§ **Task requirements**
Everything in the data should be repeated exactly, save for the images.

— BEGIN Provided data —

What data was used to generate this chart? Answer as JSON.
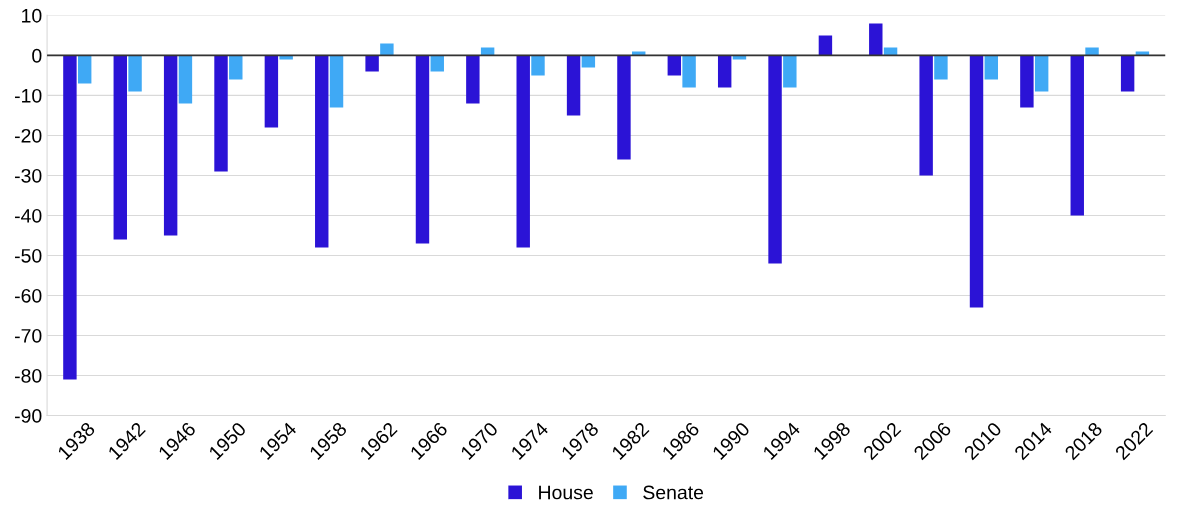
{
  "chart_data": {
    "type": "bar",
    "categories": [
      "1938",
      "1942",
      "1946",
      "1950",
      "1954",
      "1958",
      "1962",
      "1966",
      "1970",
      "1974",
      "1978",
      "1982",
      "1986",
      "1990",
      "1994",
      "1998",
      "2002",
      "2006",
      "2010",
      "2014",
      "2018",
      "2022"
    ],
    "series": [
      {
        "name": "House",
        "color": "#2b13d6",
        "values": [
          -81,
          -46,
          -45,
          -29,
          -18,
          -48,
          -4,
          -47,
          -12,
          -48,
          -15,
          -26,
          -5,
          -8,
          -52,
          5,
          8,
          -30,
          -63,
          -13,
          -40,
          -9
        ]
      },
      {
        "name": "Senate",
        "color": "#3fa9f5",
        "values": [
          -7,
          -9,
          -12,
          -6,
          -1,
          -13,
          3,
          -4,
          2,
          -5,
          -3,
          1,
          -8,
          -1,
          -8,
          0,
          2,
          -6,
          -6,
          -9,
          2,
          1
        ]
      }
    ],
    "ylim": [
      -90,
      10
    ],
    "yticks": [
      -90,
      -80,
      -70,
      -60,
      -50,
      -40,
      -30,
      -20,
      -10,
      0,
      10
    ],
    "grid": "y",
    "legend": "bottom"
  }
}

— END Provided data —

§ **The answer**
What data was used to generate this chart? Answer as JSON.
{
  "chart_data": {
    "type": "bar",
    "categories": [
      "1938",
      "1942",
      "1946",
      "1950",
      "1954",
      "1958",
      "1962",
      "1966",
      "1970",
      "1974",
      "1978",
      "1982",
      "1986",
      "1990",
      "1994",
      "1998",
      "2002",
      "2006",
      "2010",
      "2014",
      "2018",
      "2022"
    ],
    "series": [
      {
        "name": "House",
        "color": "#2b13d6",
        "values": [
          -81,
          -46,
          -45,
          -29,
          -18,
          -48,
          -4,
          -47,
          -12,
          -48,
          -15,
          -26,
          -5,
          -8,
          -52,
          5,
          8,
          -30,
          -63,
          -13,
          -40,
          -9
        ]
      },
      {
        "name": "Senate",
        "color": "#3fa9f5",
        "values": [
          -7,
          -9,
          -12,
          -6,
          -1,
          -13,
          3,
          -4,
          2,
          -5,
          -3,
          1,
          -8,
          -1,
          -8,
          0,
          2,
          -6,
          -6,
          -9,
          2,
          1
        ]
      }
    ],
    "ylim": [
      -90,
      10
    ],
    "yticks": [
      -90,
      -80,
      -70,
      -60,
      -50,
      -40,
      -30,
      -20,
      -10,
      0,
      10
    ],
    "grid": "y",
    "legend": "bottom"
  }
}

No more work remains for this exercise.